[Stored data]

■ ■ ■

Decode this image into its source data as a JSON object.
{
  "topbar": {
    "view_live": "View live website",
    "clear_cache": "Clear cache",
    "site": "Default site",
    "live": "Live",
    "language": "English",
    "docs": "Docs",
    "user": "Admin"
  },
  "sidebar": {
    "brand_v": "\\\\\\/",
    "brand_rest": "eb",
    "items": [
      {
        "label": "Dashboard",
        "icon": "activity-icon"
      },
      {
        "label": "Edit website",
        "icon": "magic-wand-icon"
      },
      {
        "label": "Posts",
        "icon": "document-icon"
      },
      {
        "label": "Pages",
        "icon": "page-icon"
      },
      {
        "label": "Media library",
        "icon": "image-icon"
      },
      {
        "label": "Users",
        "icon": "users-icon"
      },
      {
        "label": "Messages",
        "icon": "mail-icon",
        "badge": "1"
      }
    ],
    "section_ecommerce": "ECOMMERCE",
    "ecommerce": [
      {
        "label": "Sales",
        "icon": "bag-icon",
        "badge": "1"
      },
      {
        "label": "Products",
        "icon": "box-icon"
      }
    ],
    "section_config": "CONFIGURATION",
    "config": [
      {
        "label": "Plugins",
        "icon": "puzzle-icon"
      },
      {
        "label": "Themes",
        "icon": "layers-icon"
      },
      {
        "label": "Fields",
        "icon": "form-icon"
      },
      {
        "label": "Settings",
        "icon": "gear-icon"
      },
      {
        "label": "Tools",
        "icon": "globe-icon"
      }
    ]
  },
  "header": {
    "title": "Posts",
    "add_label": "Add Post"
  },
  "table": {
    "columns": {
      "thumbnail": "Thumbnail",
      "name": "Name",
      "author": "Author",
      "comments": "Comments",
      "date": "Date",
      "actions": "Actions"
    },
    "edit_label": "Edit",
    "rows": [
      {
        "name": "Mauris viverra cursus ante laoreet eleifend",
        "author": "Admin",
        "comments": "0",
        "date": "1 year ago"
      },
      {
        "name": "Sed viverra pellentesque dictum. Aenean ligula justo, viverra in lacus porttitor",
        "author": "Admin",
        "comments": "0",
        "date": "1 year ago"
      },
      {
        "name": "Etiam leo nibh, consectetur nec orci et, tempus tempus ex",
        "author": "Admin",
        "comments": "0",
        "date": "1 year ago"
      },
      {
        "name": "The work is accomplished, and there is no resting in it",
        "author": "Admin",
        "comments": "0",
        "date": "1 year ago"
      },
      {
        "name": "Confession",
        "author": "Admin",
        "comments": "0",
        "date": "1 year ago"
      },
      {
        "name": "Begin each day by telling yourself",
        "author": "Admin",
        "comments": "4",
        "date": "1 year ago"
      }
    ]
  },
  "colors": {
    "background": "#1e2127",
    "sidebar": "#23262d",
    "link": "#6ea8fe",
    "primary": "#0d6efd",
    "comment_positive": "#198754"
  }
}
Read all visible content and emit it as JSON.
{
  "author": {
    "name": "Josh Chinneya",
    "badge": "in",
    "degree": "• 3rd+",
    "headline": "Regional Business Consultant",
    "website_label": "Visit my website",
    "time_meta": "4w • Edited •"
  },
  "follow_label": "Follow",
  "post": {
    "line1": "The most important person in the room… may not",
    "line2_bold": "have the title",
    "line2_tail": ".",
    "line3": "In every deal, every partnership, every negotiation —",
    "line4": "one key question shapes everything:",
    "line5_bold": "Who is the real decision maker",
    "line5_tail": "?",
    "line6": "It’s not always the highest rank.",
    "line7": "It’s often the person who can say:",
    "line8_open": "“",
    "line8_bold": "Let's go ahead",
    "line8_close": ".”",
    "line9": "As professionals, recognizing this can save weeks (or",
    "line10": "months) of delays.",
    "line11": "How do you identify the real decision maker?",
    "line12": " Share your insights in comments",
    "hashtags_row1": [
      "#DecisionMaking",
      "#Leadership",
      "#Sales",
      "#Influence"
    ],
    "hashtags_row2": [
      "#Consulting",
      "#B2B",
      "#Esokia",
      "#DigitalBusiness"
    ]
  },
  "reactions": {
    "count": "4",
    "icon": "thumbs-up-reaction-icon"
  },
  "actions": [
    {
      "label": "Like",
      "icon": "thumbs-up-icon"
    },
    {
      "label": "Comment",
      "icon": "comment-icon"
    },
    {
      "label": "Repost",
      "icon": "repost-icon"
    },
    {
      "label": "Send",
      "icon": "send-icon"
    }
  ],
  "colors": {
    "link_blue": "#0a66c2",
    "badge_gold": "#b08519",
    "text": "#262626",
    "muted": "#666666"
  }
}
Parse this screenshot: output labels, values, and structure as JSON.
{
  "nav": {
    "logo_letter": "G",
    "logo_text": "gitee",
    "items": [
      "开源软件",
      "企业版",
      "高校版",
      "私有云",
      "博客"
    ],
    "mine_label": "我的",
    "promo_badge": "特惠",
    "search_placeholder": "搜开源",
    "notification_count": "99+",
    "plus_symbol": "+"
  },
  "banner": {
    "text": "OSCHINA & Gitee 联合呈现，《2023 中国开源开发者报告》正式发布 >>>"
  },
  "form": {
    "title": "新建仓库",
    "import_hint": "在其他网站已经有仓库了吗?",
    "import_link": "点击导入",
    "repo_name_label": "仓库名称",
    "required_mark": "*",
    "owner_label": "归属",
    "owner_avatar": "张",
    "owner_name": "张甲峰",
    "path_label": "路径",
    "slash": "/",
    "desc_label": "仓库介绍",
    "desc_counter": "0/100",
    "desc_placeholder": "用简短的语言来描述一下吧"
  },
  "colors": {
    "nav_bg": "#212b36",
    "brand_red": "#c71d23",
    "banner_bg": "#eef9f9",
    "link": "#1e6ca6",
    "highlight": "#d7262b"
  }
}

■ ■ ■

* **Problem requirements**
Emit the full listing verbatim.

* **Response**
Decode this image into its source data as a JSON object.
{
  "topbar": {
    "view_live": "View live website",
    "clear_cache": "Clear cache",
    "site": "Default site",
    "live": "Live",
    "language": "English",
    "docs": "Docs",
    "user": "Admin"
  },
  "sidebar": {
    "brand_v": "\\\\\\/",
    "brand_rest": "eb",
    "items": [
      {
        "label": "Dashboard",
        "icon": "activity-icon"
      },
      {
        "label": "Edit website",
        "icon": "magic-wand-icon"
      },
      {
        "label": "Posts",
        "icon": "document-icon"
      },
      {
        "label": "Pages",
        "icon": "page-icon"
      },
      {
        "label": "Media library",
        "icon": "image-icon"
      },
      {
        "label": "Users",
        "icon": "users-icon"
      },
      {
        "label": "Messages",
        "icon": "mail-icon",
        "badge": "1"
      }
    ],
    "section_ecommerce": "ECOMMERCE",
    "ecommerce": [
      {
        "label": "Sales",
        "icon": "bag-icon",
        "badge": "1"
      },
      {
        "label": "Products",
        "icon": "box-icon"
      }
    ],
    "section_config": "CONFIGURATION",
    "config": [
      {
        "label": "Plugins",
        "icon": "puzzle-icon"
      },
      {
        "label": "Themes",
        "icon": "layers-icon"
      },
      {
        "label": "Fields",
        "icon": "form-icon"
      },
      {
        "label": "Settings",
        "icon": "gear-icon"
      },
      {
        "label": "Tools",
        "icon": "globe-icon"
      }
    ]
  },
  "header": {
    "title": "Posts",
    "add_label": "Add Post"
  },
  "table": {
    "columns": {
      "thumbnail": "Thumbnail",
      "name": "Name",
      "author": "Author",
      "comments": "Comments",
      "date": "Date",
      "actions": "Actions"
    },
    "edit_label": "Edit",
    "rows": [
      {
        "name": "Mauris viverra cursus ante laoreet eleifend",
        "author": "Admin",
        "comments": "0",
        "date": "1 year ago"
      },
      {
        "name": "Sed viverra pellentesque dictum. Aenean ligula justo, viverra in lacus porttitor",
        "author": "Admin",
        "comments": "0",
        "date": "1 year ago"
      },
      {
        "name": "Etiam leo nibh, consectetur nec orci et, tempus tempus ex",
        "author": "Admin",
        "comments": "0",
        "date": "1 year ago"
      },
      {
        "name": "The work is accomplished, and there is no resting in it",
        "author": "Admin",
        "comments": "0",
        "date": "1 year ago"
      },
      {
        "name": "Confession",
        "author": "Admin",
        "comments": "0",
        "date": "1 year ago"
      },
      {
        "name": "Begin each day by telling yourself",
        "author": "Admin",
        "comments": "4",
        "date": "1 year ago"
      }
    ]
  },
  "colors": {
    "background": "#1e2127",
    "sidebar": "#23262d",
    "link": "#6ea8fe",
    "primary": "#0d6efd",
    "comment_positive": "#198754"
  }
}
Read all visible content and emit it as JSON.
{
  "author": {
    "name": "Josh Chinneya",
    "badge": "in",
    "degree": "• 3rd+",
    "headline": "Regional Business Consultant",
    "website_label": "Visit my website",
    "time_meta": "4w • Edited •"
  },
  "follow_label": "Follow",
  "post": {
    "line1": "The most important person in the room… may not",
    "line2_bold": "have the title",
    "line2_tail": ".",
    "line3": "In every deal, every partnership, every negotiation —",
    "line4": "one key question shapes everything:",
    "line5_bold": "Who is the real decision maker",
    "line5_tail": "?",
    "line6": "It’s not always the highest rank.",
    "line7": "It’s often the person who can say:",
    "line8_open": "“",
    "line8_bold": "Let's go ahead",
    "line8_close": ".”",
    "line9": "As professionals, recognizing this can save weeks (or",
    "line10": "months) of delays.",
    "line11": "How do you identify the real decision maker?",
    "line12": " Share your insights in comments",
    "hashtags_row1": [
      "#DecisionMaking",
      "#Leadership",
      "#Sales",
      "#Influence"
    ],
    "hashtags_row2": [
      "#Consulting",
      "#B2B",
      "#Esokia",
      "#DigitalBusiness"
    ]
  },
  "reactions": {
    "count": "4",
    "icon": "thumbs-up-reaction-icon"
  },
  "actions": [
    {
      "label": "Like",
      "icon": "thumbs-up-icon"
    },
    {
      "label": "Comment",
      "icon": "comment-icon"
    },
    {
      "label": "Repost",
      "icon": "repost-icon"
    },
    {
      "label": "Send",
      "icon": "send-icon"
    }
  ],
  "colors": {
    "link_blue": "#0a66c2",
    "badge_gold": "#b08519",
    "text": "#262626",
    "muted": "#666666"
  }
}
Parse this screenshot: output labels, values, and structure as JSON.
{
  "nav": {
    "logo_letter": "G",
    "logo_text": "gitee",
    "items": [
      "开源软件",
      "企业版",
      "高校版",
      "私有云",
      "博客"
    ],
    "mine_label": "我的",
    "promo_badge": "特惠",
    "search_placeholder": "搜开源",
    "notification_count": "99+",
    "plus_symbol": "+"
  },
  "banner": {
    "text": "OSCHINA & Gitee 联合呈现，《2023 中国开源开发者报告》正式发布 >>>"
  },
  "form": {
    "title": "新建仓库",
    "import_hint": "在其他网站已经有仓库了吗?",
    "import_link": "点击导入",
    "repo_name_label": "仓库名称",
    "required_mark": "*",
    "owner_label": "归属",
    "owner_avatar": "张",
    "owner_name": "张甲峰",
    "path_label": "路径",
    "slash": "/",
    "desc_label": "仓库介绍",
    "desc_counter": "0/100",
    "desc_placeholder": "用简短的语言来描述一下吧"
  },
  "colors": {
    "nav_bg": "#212b36",
    "brand_red": "#c71d23",
    "banner_bg": "#eef9f9",
    "link": "#1e6ca6",
    "highlight": "#d7262b"
  }
}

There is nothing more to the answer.